Transcribe the records in full, keeping every character as it is.

### [Raw records]

■ ■ ■ ■ ■

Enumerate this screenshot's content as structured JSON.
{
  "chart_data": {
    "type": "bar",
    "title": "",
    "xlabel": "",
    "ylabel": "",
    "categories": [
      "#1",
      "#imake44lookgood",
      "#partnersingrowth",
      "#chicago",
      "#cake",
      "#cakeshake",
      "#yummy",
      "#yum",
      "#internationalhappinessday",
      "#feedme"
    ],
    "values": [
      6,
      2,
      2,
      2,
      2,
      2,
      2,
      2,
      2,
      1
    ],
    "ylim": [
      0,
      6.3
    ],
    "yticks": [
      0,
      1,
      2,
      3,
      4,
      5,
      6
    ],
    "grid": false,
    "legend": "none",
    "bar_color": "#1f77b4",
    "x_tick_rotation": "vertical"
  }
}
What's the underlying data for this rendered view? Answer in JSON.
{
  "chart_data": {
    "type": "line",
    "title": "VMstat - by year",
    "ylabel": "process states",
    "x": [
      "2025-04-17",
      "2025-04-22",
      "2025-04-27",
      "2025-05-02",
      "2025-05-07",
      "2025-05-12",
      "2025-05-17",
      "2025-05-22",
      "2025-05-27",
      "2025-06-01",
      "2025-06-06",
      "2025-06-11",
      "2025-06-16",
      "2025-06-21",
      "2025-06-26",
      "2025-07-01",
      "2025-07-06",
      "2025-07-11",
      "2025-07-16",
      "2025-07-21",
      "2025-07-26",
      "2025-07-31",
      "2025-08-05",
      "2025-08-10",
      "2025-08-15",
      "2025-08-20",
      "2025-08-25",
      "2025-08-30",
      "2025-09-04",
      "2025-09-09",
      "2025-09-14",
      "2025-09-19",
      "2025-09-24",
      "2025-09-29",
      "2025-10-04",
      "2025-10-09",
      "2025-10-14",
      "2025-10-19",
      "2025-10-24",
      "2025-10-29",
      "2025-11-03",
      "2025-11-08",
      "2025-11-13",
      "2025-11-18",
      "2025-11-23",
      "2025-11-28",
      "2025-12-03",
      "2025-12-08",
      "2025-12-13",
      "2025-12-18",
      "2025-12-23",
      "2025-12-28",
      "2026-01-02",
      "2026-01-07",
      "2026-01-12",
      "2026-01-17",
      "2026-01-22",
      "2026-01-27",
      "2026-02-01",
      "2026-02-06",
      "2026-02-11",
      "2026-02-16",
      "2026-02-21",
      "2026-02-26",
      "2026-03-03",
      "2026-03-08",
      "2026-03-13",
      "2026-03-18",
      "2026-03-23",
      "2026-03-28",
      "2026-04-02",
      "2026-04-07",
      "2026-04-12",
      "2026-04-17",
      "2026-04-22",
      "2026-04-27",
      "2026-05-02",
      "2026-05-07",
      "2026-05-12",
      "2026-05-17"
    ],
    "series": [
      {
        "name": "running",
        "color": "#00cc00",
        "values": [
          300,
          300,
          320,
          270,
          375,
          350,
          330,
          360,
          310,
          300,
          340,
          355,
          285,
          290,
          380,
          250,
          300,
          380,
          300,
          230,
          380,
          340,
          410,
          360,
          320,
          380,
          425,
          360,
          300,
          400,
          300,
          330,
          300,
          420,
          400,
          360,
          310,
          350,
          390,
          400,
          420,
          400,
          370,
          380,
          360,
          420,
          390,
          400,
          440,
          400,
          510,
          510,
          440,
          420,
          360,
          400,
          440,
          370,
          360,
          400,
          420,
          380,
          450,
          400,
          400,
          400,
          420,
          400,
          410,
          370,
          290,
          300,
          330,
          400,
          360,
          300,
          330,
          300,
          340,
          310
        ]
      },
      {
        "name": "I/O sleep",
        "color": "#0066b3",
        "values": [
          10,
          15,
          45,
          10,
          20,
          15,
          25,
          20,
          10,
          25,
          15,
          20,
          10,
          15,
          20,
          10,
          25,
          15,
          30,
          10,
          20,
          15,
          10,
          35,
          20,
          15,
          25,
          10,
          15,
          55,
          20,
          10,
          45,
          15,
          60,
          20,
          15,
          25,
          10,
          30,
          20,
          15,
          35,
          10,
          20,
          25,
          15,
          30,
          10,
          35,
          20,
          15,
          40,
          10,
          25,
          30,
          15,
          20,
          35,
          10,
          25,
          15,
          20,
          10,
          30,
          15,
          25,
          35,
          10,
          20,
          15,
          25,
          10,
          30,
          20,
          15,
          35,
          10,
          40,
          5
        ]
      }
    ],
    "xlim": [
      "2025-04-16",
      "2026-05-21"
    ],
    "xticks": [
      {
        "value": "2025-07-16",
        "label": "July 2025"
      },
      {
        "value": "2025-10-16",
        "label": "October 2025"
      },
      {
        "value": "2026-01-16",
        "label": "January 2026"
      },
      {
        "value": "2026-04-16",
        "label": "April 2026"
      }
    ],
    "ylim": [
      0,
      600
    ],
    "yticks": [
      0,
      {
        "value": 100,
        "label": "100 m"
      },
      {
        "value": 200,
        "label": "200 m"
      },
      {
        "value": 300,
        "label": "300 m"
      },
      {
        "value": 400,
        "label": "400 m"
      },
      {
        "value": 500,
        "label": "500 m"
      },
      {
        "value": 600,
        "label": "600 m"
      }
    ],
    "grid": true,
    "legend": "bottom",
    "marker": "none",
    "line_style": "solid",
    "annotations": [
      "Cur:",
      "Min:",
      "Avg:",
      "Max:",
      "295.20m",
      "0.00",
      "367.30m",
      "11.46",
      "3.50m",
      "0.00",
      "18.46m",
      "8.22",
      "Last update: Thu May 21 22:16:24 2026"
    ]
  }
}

■ ■ ■ ■ ■

### [The output]
Enumerate this screenshot's content as structured JSON.
{
  "chart_data": {
    "type": "bar",
    "title": "",
    "xlabel": "",
    "ylabel": "",
    "categories": [
      "#1",
      "#imake44lookgood",
      "#partnersingrowth",
      "#chicago",
      "#cake",
      "#cakeshake",
      "#yummy",
      "#yum",
      "#internationalhappinessday",
      "#feedme"
    ],
    "values": [
      6,
      2,
      2,
      2,
      2,
      2,
      2,
      2,
      2,
      1
    ],
    "ylim": [
      0,
      6.3
    ],
    "yticks": [
      0,
      1,
      2,
      3,
      4,
      5,
      6
    ],
    "grid": false,
    "legend": "none",
    "bar_color": "#1f77b4",
    "x_tick_rotation": "vertical"
  }
}
What's the underlying data for this rendered view? Answer in JSON.
{
  "chart_data": {
    "type": "line",
    "title": "VMstat - by year",
    "ylabel": "process states",
    "x": [
      "2025-04-17",
      "2025-04-22",
      "2025-04-27",
      "2025-05-02",
      "2025-05-07",
      "2025-05-12",
      "2025-05-17",
      "2025-05-22",
      "2025-05-27",
      "2025-06-01",
      "2025-06-06",
      "2025-06-11",
      "2025-06-16",
      "2025-06-21",
      "2025-06-26",
      "2025-07-01",
      "2025-07-06",
      "2025-07-11",
      "2025-07-16",
      "2025-07-21",
      "2025-07-26",
      "2025-07-31",
      "2025-08-05",
      "2025-08-10",
      "2025-08-15",
      "2025-08-20",
      "2025-08-25",
      "2025-08-30",
      "2025-09-04",
      "2025-09-09",
      "2025-09-14",
      "2025-09-19",
      "2025-09-24",
      "2025-09-29",
      "2025-10-04",
      "2025-10-09",
      "2025-10-14",
      "2025-10-19",
      "2025-10-24",
      "2025-10-29",
      "2025-11-03",
      "2025-11-08",
      "2025-11-13",
      "2025-11-18",
      "2025-11-23",
      "2025-11-28",
      "2025-12-03",
      "2025-12-08",
      "2025-12-13",
      "2025-12-18",
      "2025-12-23",
      "2025-12-28",
      "2026-01-02",
      "2026-01-07",
      "2026-01-12",
      "2026-01-17",
      "2026-01-22",
      "2026-01-27",
      "2026-02-01",
      "2026-02-06",
      "2026-02-11",
      "2026-02-16",
      "2026-02-21",
      "2026-02-26",
      "2026-03-03",
      "2026-03-08",
      "2026-03-13",
      "2026-03-18",
      "2026-03-23",
      "2026-03-28",
      "2026-04-02",
      "2026-04-07",
      "2026-04-12",
      "2026-04-17",
      "2026-04-22",
      "2026-04-27",
      "2026-05-02",
      "2026-05-07",
      "2026-05-12",
      "2026-05-17"
    ],
    "series": [
      {
        "name": "running",
        "color": "#00cc00",
        "values": [
          300,
          300,
          320,
          270,
          375,
          350,
          330,
          360,
          310,
          300,
          340,
          355,
          285,
          290,
          380,
          250,
          300,
          380,
          300,
          230,
          380,
          340,
          410,
          360,
          320,
          380,
          425,
          360,
          300,
          400,
          300,
          330,
          300,
          420,
          400,
          360,
          310,
          350,
          390,
          400,
          420,
          400,
          370,
          380,
          360,
          420,
          390,
          400,
          440,
          400,
          510,
          510,
          440,
          420,
          360,
          400,
          440,
          370,
          360,
          400,
          420,
          380,
          450,
          400,
          400,
          400,
          420,
          400,
          410,
          370,
          290,
          300,
          330,
          400,
          360,
          300,
          330,
          300,
          340,
          310
        ]
      },
      {
        "name": "I/O sleep",
        "color": "#0066b3",
        "values": [
          10,
          15,
          45,
          10,
          20,
          15,
          25,
          20,
          10,
          25,
          15,
          20,
          10,
          15,
          20,
          10,
          25,
          15,
          30,
          10,
          20,
          15,
          10,
          35,
          20,
          15,
          25,
          10,
          15,
          55,
          20,
          10,
          45,
          15,
          60,
          20,
          15,
          25,
          10,
          30,
          20,
          15,
          35,
          10,
          20,
          25,
          15,
          30,
          10,
          35,
          20,
          15,
          40,
          10,
          25,
          30,
          15,
          20,
          35,
          10,
          25,
          15,
          20,
          10,
          30,
          15,
          25,
          35,
          10,
          20,
          15,
          25,
          10,
          30,
          20,
          15,
          35,
          10,
          40,
          5
        ]
      }
    ],
    "xlim": [
      "2025-04-16",
      "2026-05-21"
    ],
    "xticks": [
      {
        "value": "2025-07-16",
        "label": "July 2025"
      },
      {
        "value": "2025-10-16",
        "label": "October 2025"
      },
      {
        "value": "2026-01-16",
        "label": "January 2026"
      },
      {
        "value": "2026-04-16",
        "label": "April 2026"
      }
    ],
    "ylim": [
      0,
      600
    ],
    "yticks": [
      0,
      {
        "value": 100,
        "label": "100 m"
      },
      {
        "value": 200,
        "label": "200 m"
      },
      {
        "value": 300,
        "label": "300 m"
      },
      {
        "value": 400,
        "label": "400 m"
      },
      {
        "value": 500,
        "label": "500 m"
      },
      {
        "value": 600,
        "label": "600 m"
      }
    ],
    "grid": true,
    "legend": "bottom",
    "marker": "none",
    "line_style": "solid",
    "annotations": [
      "Cur:",
      "Min:",
      "Avg:",
      "Max:",
      "295.20m",
      "0.00",
      "367.30m",
      "11.46",
      "3.50m",
      "0.00",
      "18.46m",
      "8.22",
      "Last update: Thu May 21 22:16:24 2026"
    ]
  }
}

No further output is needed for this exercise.